--- begin ---
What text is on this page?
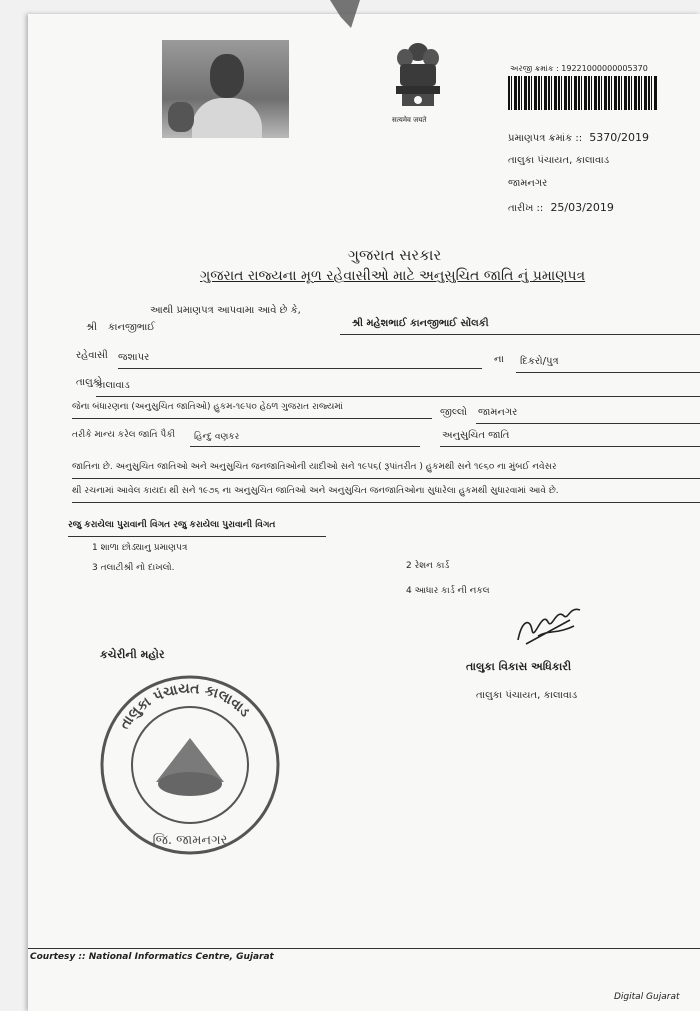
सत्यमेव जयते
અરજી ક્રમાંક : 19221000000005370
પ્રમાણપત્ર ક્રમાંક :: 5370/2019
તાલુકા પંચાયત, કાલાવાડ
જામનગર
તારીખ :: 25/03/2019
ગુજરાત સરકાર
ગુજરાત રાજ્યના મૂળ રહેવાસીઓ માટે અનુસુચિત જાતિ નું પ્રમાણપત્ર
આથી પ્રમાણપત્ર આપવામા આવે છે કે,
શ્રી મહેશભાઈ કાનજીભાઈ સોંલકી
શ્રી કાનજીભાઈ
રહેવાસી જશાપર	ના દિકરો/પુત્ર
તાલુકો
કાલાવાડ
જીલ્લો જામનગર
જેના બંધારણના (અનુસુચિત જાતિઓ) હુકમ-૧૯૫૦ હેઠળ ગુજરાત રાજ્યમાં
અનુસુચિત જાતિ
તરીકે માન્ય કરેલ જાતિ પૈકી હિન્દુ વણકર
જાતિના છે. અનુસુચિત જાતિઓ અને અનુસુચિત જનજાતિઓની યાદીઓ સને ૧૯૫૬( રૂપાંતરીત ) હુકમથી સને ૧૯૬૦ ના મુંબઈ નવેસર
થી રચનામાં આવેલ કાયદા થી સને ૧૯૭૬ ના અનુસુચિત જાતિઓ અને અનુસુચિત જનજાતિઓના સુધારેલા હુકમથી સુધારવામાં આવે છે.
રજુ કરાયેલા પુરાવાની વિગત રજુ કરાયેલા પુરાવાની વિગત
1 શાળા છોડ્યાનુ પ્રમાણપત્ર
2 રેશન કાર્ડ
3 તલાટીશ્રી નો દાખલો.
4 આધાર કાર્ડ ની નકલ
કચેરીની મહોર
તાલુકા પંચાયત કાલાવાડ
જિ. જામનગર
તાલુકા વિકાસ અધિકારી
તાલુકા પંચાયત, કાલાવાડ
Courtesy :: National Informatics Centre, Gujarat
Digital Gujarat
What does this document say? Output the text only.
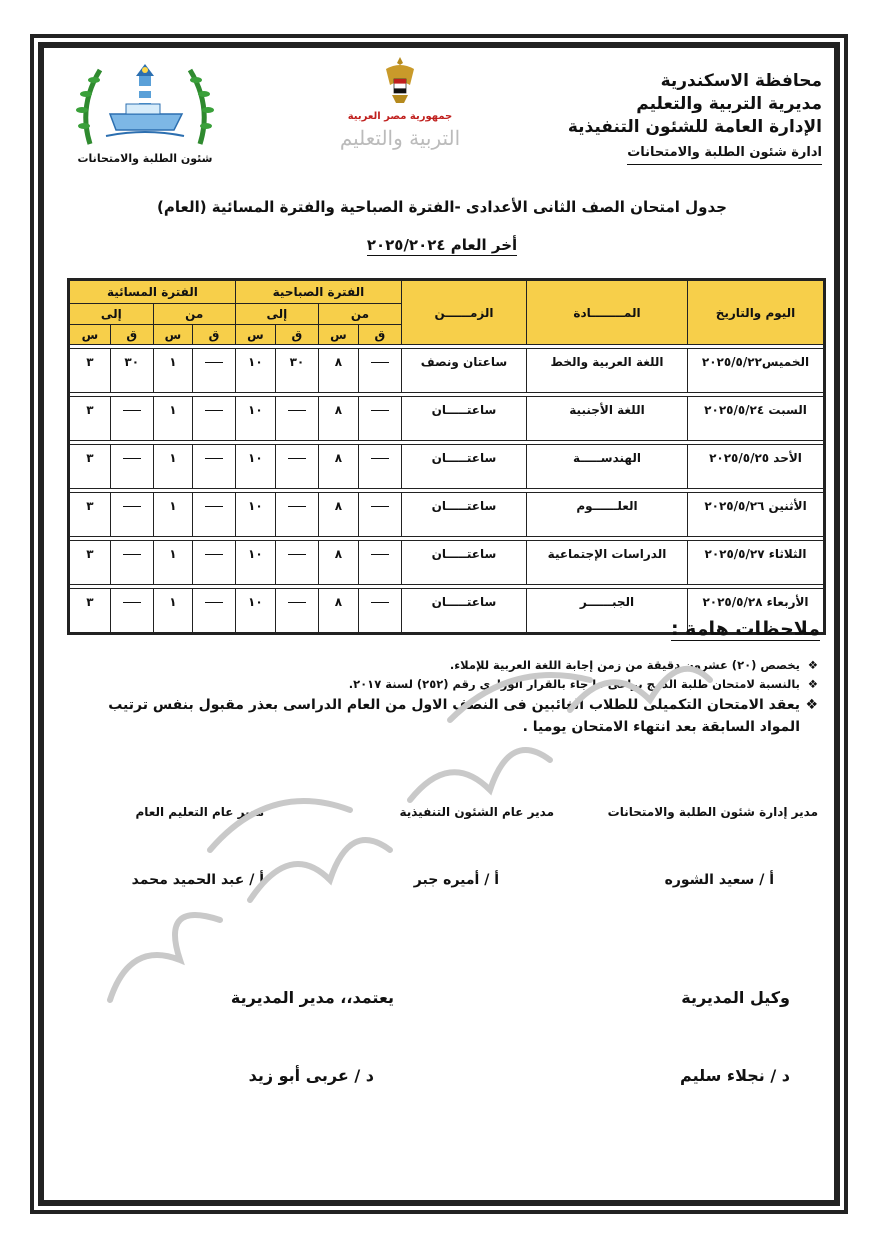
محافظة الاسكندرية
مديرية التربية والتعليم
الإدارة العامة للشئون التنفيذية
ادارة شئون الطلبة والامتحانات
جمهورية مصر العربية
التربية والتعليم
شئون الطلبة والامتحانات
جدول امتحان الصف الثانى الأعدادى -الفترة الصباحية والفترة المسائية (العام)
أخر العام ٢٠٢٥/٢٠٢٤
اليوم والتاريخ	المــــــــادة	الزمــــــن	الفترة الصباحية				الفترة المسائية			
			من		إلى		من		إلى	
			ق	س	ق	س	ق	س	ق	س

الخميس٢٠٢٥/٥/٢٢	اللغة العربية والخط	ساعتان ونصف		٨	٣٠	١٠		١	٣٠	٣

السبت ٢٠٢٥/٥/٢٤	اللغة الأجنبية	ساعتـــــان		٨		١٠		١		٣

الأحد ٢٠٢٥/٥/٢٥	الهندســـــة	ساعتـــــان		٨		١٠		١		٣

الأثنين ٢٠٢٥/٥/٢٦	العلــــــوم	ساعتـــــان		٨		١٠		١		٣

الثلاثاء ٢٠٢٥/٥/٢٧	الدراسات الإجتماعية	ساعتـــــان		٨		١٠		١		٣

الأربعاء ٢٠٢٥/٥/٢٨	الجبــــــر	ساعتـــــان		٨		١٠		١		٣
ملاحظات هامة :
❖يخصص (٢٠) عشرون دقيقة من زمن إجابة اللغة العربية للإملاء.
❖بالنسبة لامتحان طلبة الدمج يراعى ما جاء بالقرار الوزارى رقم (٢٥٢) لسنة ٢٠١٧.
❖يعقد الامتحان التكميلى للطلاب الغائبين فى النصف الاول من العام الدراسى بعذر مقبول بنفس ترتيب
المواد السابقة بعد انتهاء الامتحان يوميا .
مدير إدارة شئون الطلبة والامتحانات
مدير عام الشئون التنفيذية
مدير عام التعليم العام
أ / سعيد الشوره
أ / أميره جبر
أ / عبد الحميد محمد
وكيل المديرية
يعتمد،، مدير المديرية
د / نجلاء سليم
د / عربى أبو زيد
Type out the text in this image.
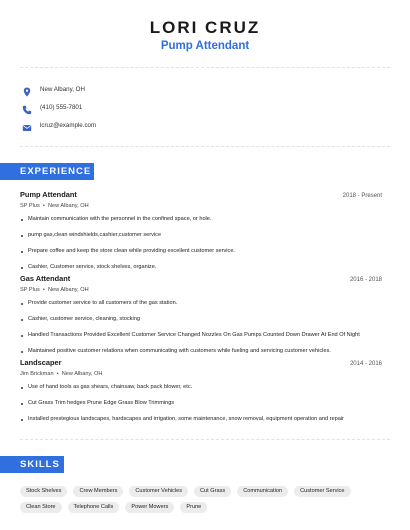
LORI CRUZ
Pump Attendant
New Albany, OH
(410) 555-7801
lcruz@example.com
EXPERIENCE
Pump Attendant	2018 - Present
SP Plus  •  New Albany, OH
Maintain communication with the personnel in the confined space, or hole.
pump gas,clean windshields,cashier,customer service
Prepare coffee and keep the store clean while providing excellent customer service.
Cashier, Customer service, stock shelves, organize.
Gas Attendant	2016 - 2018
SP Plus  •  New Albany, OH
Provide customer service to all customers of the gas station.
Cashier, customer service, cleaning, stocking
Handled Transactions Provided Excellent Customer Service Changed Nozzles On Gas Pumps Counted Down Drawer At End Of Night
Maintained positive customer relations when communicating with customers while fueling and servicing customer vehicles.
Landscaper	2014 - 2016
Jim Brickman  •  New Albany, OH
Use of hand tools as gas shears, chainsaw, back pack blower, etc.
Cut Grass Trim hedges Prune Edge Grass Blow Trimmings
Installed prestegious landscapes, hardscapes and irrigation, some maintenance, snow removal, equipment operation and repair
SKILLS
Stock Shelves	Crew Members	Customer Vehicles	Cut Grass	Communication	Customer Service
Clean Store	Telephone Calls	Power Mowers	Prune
--- end ---
*Instructions to follow*.
Quote every record above exactly, omitting any pictures they contain.

*Output*.
What text is on this page?
सत्यमेव जयते
અરજી ક્રમાંક : 19221000000005370
પ્રમાણપત્ર ક્રમાંક :: 5370/2019
તાલુકા પંચાયત, કાલાવાડ
જામનગર
તારીખ :: 25/03/2019
ગુજરાત સરકાર
ગુજરાત રાજ્યના મૂળ રહેવાસીઓ માટે અનુસુચિત જાતિ નું પ્રમાણપત્ર
આથી પ્રમાણપત્ર આપવામા આવે છે કે,
શ્રી મહેશભાઈ કાનજીભાઈ સોંલકી
શ્રી કાનજીભાઈ
રહેવાસી જશાપર	ના દિકરો/પુત્ર
તાલુકો
કાલાવાડ
જીલ્લો જામનગર
જેના બંધારણના (અનુસુચિત જાતિઓ) હુકમ-૧૯૫૦ હેઠળ ગુજરાત રાજ્યમાં
અનુસુચિત જાતિ
તરીકે માન્ય કરેલ જાતિ પૈકી હિન્દુ વણકર
જાતિના છે. અનુસુચિત જાતિઓ અને અનુસુચિત જનજાતિઓની યાદીઓ સને ૧૯૫૬( રૂપાંતરીત ) હુકમથી સને ૧૯૬૦ ના મુંબઈ નવેસર
થી રચનામાં આવેલ કાયદા થી સને ૧૯૭૬ ના અનુસુચિત જાતિઓ અને અનુસુચિત જનજાતિઓના સુધારેલા હુકમથી સુધારવામાં આવે છે.
રજુ કરાયેલા પુરાવાની વિગત રજુ કરાયેલા પુરાવાની વિગત
1 શાળા છોડ્યાનુ પ્રમાણપત્ર
2 રેશન કાર્ડ
3 તલાટીશ્રી નો દાખલો.
4 આધાર કાર્ડ ની નકલ
કચેરીની મહોર
તાલુકા પંચાયત કાલાવાડ
જિ. જામનગર
તાલુકા વિકાસ અધિકારી
તાલુકા પંચાયત, કાલાવાડ
Courtesy :: National Informatics Centre, Gujarat
Digital Gujarat
What does this document say? Output the text only.
محافظة الاسكندرية
مديرية التربية والتعليم
الإدارة العامة للشئون التنفيذية
ادارة شئون الطلبة والامتحانات
جمهورية مصر العربية
التربية والتعليم
شئون الطلبة والامتحانات
جدول امتحان الصف الثانى الأعدادى -الفترة الصباحية والفترة المسائية (العام)
أخر العام ٢٠٢٥/٢٠٢٤
اليوم والتاريخ	المــــــــادة	الزمــــــن	الفترة الصباحية				الفترة المسائية			
			من		إلى		من		إلى	
			ق	س	ق	س	ق	س	ق	س

الخميس٢٠٢٥/٥/٢٢	اللغة العربية والخط	ساعتان ونصف		٨	٣٠	١٠		١	٣٠	٣

السبت ٢٠٢٥/٥/٢٤	اللغة الأجنبية	ساعتـــــان		٨		١٠		١		٣

الأحد ٢٠٢٥/٥/٢٥	الهندســـــة	ساعتـــــان		٨		١٠		١		٣

الأثنين ٢٠٢٥/٥/٢٦	العلــــــوم	ساعتـــــان		٨		١٠		١		٣

الثلاثاء ٢٠٢٥/٥/٢٧	الدراسات الإجتماعية	ساعتـــــان		٨		١٠		١		٣

الأربعاء ٢٠٢٥/٥/٢٨	الجبــــــر	ساعتـــــان		٨		١٠		١		٣
ملاحظات هامة :
❖يخصص (٢٠) عشرون دقيقة من زمن إجابة اللغة العربية للإملاء.
❖بالنسبة لامتحان طلبة الدمج يراعى ما جاء بالقرار الوزارى رقم (٢٥٢) لسنة ٢٠١٧.
❖يعقد الامتحان التكميلى للطلاب الغائبين فى النصف الاول من العام الدراسى بعذر مقبول بنفس ترتيب
المواد السابقة بعد انتهاء الامتحان يوميا .
مدير إدارة شئون الطلبة والامتحانات
مدير عام الشئون التنفيذية
مدير عام التعليم العام
أ / سعيد الشوره
أ / أميره جبر
أ / عبد الحميد محمد
وكيل المديرية
يعتمد،، مدير المديرية
د / نجلاء سليم
د / عربى أبو زيد
Type out the text in this image.
LORI CRUZ
Pump Attendant
New Albany, OH
(410) 555-7801
lcruz@example.com
EXPERIENCE
Pump Attendant	2018 - Present
SP Plus  •  New Albany, OH
Maintain communication with the personnel in the confined space, or hole.
pump gas,clean windshields,cashier,customer service
Prepare coffee and keep the store clean while providing excellent customer service.
Cashier, Customer service, stock shelves, organize.
Gas Attendant	2016 - 2018
SP Plus  •  New Albany, OH
Provide customer service to all customers of the gas station.
Cashier, customer service, cleaning, stocking
Handled Transactions Provided Excellent Customer Service Changed Nozzles On Gas Pumps Counted Down Drawer At End Of Night
Maintained positive customer relations when communicating with customers while fueling and servicing customer vehicles.
Landscaper	2014 - 2016
Jim Brickman  •  New Albany, OH
Use of hand tools as gas shears, chainsaw, back pack blower, etc.
Cut Grass Trim hedges Prune Edge Grass Blow Trimmings
Installed prestegious landscapes, hardscapes and irrigation, some maintenance, snow removal, equipment operation and repair
SKILLS
Stock Shelves	Crew Members	Customer Vehicles	Cut Grass	Communication	Customer Service
Clean Store	Telephone Calls	Power Mowers	Prune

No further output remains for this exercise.